## What you will do
A. In the post on MODX editing screens, condense the paragraph beginning "Step Three: Think about whether" into a short bulleted list that keeps its main facts.
B. From the post on MODX editing screens, quote the stretch from "- Step Three: Think" through "be moved too.".

## Extract provided
◆ ◆ ◆ ◆

<lame>I'm late to this thread and have done limited UI work, but I did once build a CMS for posting my own content and it was an instructive exercise.</lame> A few thoughts on how to succeed in Web CMS UI, biased towards helping non-technical users:
- Step One: Find out why people like using WordPress. 'Cause many do. (I am not actually one.)
- Step Two: Check whether people like WordPress because it gives them a big simple editing window for the content - and for websites that get updated seriously by non-technical people, this matters. In general, find a way to save all the wasted space in the first 612* - count 'em, 612* - vertical pixels before you hit the MODX content editing field in a normal resource editing window. Christian Bartels' work goes in this direction. The Edenweb work is pretty but makes this problem much worse.
- Step Three: Think about whether we can get metadata off to the right, like Articles already does. You love metadata, and so do I. But when you're entering content, you are probably putting exactly the same thing into the Long Title and Short Title fields, and after a while this is going to p**s you off. Make one of the Titles a clone of the other by default, and put its field off to the right-hand side. (Note that in Articles, Long Title disappears by default.) Put the summary field off to the side too. And description. And the user info. And the MODX version details. And the name of the site, which for most end-users is never in question. (Let power users colour-code their sites, maybe.) And the MODX logo can be moved too.
- Step Four: More broadly, think about whether there's some way to deal with the fact that content is best entered into screen areas no more than 100 characters wide, but everyone's screens now have a 16:9 aspect. (Would two right-hand vertical panels be doable?)
- Step Five: Don't lose what's good, and there's a lot of that. The tabs (Documents, Settings ... ) and the Resources/Elements/Files tree are great solutions, even if the implementation of the trees has problems right now. The menu bar with drop-downs is fine in concept, though it could lose some vertical pixels.

◆ ◆ ◆ ◆

(Page segmentation data)
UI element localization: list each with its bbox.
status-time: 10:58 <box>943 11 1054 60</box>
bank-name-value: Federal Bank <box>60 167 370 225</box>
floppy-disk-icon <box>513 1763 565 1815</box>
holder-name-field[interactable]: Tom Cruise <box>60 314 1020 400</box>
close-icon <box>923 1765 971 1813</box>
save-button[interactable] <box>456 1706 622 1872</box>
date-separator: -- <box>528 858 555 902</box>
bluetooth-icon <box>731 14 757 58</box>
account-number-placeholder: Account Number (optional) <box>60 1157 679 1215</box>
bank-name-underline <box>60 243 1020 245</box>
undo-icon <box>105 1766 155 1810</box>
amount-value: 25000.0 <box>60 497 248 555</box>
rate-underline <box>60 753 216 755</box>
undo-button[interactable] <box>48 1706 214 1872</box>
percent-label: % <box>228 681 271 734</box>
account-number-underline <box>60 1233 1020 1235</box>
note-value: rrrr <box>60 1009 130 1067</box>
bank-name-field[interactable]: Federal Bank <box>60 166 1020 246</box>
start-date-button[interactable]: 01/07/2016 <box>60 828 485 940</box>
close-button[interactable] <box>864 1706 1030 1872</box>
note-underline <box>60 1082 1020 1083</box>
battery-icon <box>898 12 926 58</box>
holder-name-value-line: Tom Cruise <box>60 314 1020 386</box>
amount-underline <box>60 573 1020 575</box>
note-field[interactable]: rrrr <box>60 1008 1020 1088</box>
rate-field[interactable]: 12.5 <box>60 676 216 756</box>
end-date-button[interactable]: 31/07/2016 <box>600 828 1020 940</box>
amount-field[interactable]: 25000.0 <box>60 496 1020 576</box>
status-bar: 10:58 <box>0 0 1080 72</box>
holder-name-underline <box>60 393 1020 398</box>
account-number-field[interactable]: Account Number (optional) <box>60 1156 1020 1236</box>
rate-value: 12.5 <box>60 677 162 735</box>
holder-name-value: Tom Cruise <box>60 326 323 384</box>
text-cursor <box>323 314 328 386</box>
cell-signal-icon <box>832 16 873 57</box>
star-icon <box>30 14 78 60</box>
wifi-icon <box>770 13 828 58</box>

◆ ◆ ◆ ◆

## Responses per task
A.
- Consider moving metadata to the right side of the screen, as Articles already does.
- Long Title and Short Title usually get the same entry. By default, make one a clone of the other and put its field on the right. In Articles, Long Title disappears by default.
- Also move these to the side: the summary, description, user info, MODX version details, site name and MODX logo.
- Power users might be allowed to color-code their sites.

B.
- Step Three: Think about whether we can get metadata off to the right, like Articles already does. You love metadata, and so do I. But when you're entering content, you are probably putting exactly the same thing into the Long Title and Short Title fields, and after a while this is going to p**s you off. Make one of the Titles a clone of the other by default, and put its field off to the right-hand side. (Note that in Articles, Long Title disappears by default.) Put the summary field off to the side too. And description. And the user info. And the MODX version details. And the name of the site, which for most end-users is never in question. (Let power users colour-code their sites, maybe.) And the MODX logo can be moved too.